# [BRIEF]
Retype each line exactly. Skip images.

━━━━━ DATA SUPPLIED ━━━━━

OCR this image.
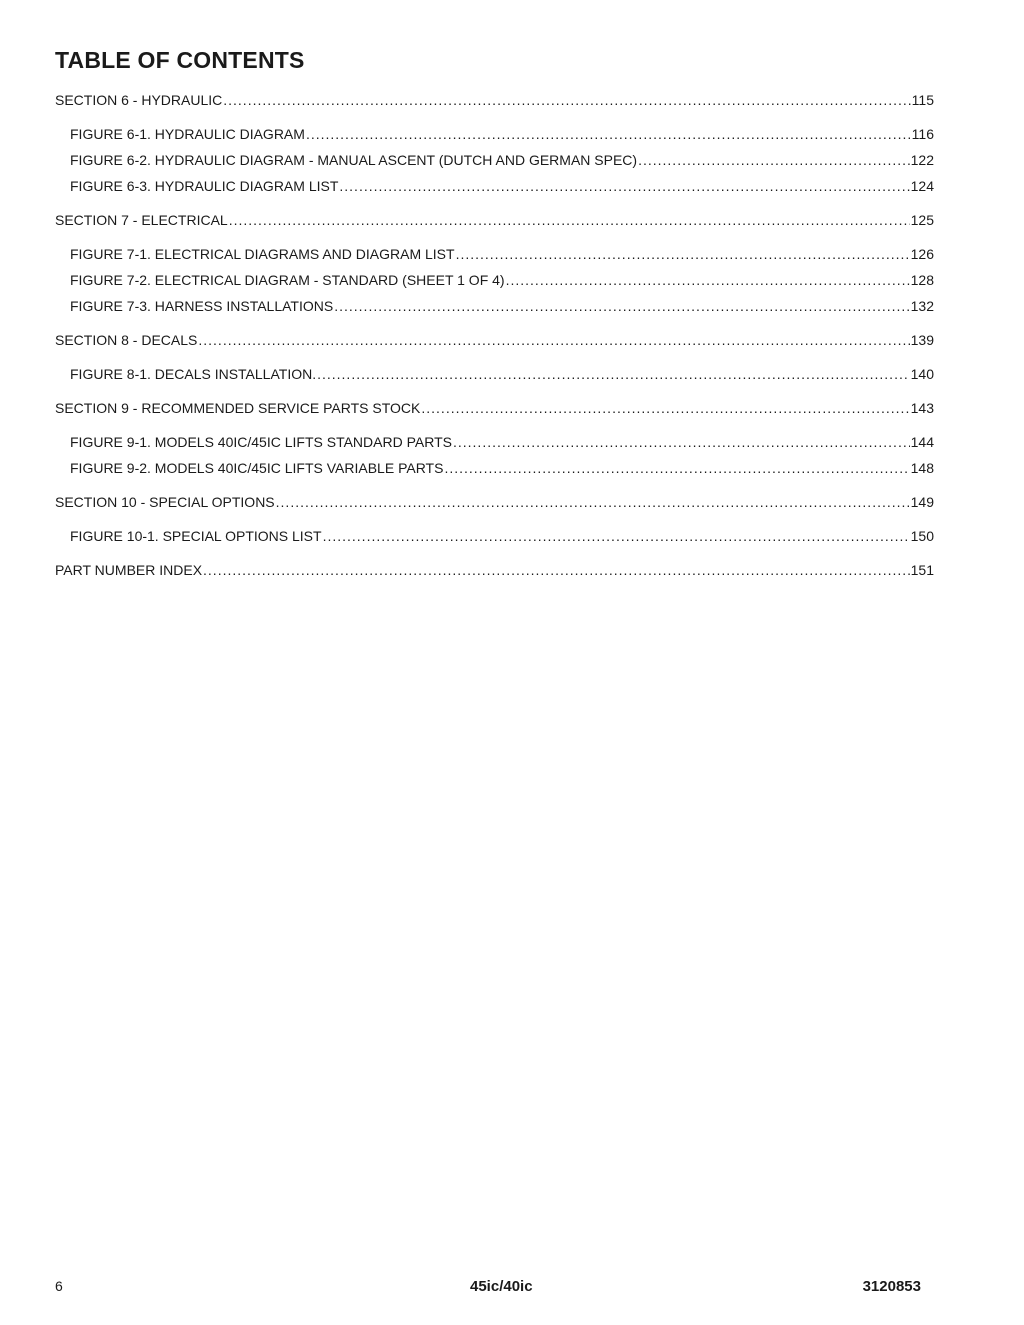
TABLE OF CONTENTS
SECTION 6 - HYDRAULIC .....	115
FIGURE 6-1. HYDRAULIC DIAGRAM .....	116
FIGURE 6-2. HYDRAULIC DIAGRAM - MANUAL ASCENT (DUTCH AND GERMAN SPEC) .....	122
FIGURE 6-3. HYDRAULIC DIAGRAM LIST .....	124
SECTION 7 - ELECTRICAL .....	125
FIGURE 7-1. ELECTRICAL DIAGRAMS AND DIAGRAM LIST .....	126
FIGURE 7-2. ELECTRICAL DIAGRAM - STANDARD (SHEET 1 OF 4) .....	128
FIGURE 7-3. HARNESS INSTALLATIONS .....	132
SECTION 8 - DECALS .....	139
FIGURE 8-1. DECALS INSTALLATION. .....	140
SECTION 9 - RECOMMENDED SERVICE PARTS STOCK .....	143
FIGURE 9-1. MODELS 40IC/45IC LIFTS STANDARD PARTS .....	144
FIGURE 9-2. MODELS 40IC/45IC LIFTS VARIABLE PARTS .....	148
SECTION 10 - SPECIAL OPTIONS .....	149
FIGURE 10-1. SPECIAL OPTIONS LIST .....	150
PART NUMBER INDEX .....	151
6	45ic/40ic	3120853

━━━━━

# [REPLY]
OCR this image.
TABLE OF CONTENTS
SECTION 6 - HYDRAULIC .....	115
FIGURE 6-1. HYDRAULIC DIAGRAM .....	116
FIGURE 6-2. HYDRAULIC DIAGRAM - MANUAL ASCENT (DUTCH AND GERMAN SPEC) .....	122
FIGURE 6-3. HYDRAULIC DIAGRAM LIST .....	124
SECTION 7 - ELECTRICAL .....	125
FIGURE 7-1. ELECTRICAL DIAGRAMS AND DIAGRAM LIST .....	126
FIGURE 7-2. ELECTRICAL DIAGRAM - STANDARD (SHEET 1 OF 4) .....	128
FIGURE 7-3. HARNESS INSTALLATIONS .....	132
SECTION 8 - DECALS .....	139
FIGURE 8-1. DECALS INSTALLATION. .....	140
SECTION 9 - RECOMMENDED SERVICE PARTS STOCK .....	143
FIGURE 9-1. MODELS 40IC/45IC LIFTS STANDARD PARTS .....	144
FIGURE 9-2. MODELS 40IC/45IC LIFTS VARIABLE PARTS .....	148
SECTION 10 - SPECIAL OPTIONS .....	149
FIGURE 10-1. SPECIAL OPTIONS LIST .....	150
PART NUMBER INDEX .....	151
6	45ic/40ic	3120853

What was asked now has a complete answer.